======== DATA SHOWN
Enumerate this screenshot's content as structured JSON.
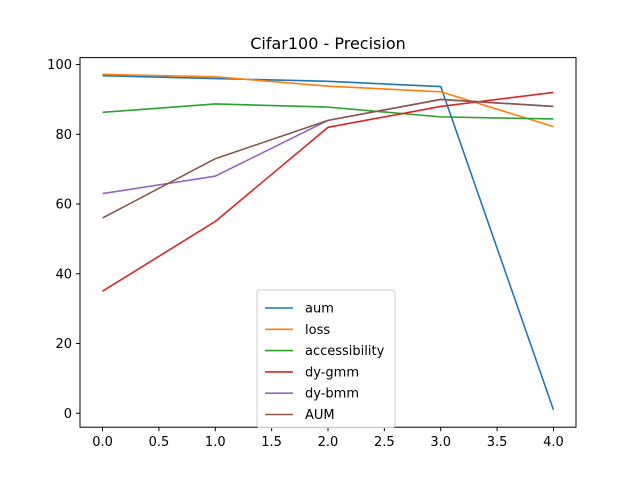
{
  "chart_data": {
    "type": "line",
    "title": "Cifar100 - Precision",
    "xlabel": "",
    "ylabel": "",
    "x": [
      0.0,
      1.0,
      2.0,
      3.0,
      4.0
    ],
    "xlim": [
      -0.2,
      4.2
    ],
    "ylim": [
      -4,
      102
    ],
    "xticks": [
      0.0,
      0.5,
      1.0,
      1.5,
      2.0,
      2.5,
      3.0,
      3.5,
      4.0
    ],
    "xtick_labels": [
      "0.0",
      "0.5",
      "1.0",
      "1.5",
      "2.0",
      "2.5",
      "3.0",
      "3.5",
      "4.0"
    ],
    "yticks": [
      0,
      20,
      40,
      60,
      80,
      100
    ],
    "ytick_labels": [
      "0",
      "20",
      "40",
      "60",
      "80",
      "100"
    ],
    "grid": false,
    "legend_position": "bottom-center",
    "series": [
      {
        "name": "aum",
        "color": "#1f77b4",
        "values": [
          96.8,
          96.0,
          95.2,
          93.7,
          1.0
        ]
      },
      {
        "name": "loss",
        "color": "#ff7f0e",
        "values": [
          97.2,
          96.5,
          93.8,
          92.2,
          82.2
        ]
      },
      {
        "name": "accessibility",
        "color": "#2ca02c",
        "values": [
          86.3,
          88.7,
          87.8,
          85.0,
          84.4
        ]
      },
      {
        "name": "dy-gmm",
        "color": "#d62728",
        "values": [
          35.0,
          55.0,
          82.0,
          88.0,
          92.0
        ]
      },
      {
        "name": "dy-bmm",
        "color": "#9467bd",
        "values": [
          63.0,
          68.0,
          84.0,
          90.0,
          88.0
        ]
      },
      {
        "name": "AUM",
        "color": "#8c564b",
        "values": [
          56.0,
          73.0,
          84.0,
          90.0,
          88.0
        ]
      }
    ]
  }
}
================
- _WHAT THE TASK ASKS_
Set the entries down again exactly. Do not include the images.

- _RIGHT ANSWER_
Enumerate this screenshot's content as structured JSON.
{
  "chart_data": {
    "type": "line",
    "title": "Cifar100 - Precision",
    "xlabel": "",
    "ylabel": "",
    "x": [
      0.0,
      1.0,
      2.0,
      3.0,
      4.0
    ],
    "xlim": [
      -0.2,
      4.2
    ],
    "ylim": [
      -4,
      102
    ],
    "xticks": [
      0.0,
      0.5,
      1.0,
      1.5,
      2.0,
      2.5,
      3.0,
      3.5,
      4.0
    ],
    "xtick_labels": [
      "0.0",
      "0.5",
      "1.0",
      "1.5",
      "2.0",
      "2.5",
      "3.0",
      "3.5",
      "4.0"
    ],
    "yticks": [
      0,
      20,
      40,
      60,
      80,
      100
    ],
    "ytick_labels": [
      "0",
      "20",
      "40",
      "60",
      "80",
      "100"
    ],
    "grid": false,
    "legend_position": "bottom-center",
    "series": [
      {
        "name": "aum",
        "color": "#1f77b4",
        "values": [
          96.8,
          96.0,
          95.2,
          93.7,
          1.0
        ]
      },
      {
        "name": "loss",
        "color": "#ff7f0e",
        "values": [
          97.2,
          96.5,
          93.8,
          92.2,
          82.2
        ]
      },
      {
        "name": "accessibility",
        "color": "#2ca02c",
        "values": [
          86.3,
          88.7,
          87.8,
          85.0,
          84.4
        ]
      },
      {
        "name": "dy-gmm",
        "color": "#d62728",
        "values": [
          35.0,
          55.0,
          82.0,
          88.0,
          92.0
        ]
      },
      {
        "name": "dy-bmm",
        "color": "#9467bd",
        "values": [
          63.0,
          68.0,
          84.0,
          90.0,
          88.0
        ]
      },
      {
        "name": "AUM",
        "color": "#8c564b",
        "values": [
          56.0,
          73.0,
          84.0,
          90.0,
          88.0
        ]
      }
    ]
  }
}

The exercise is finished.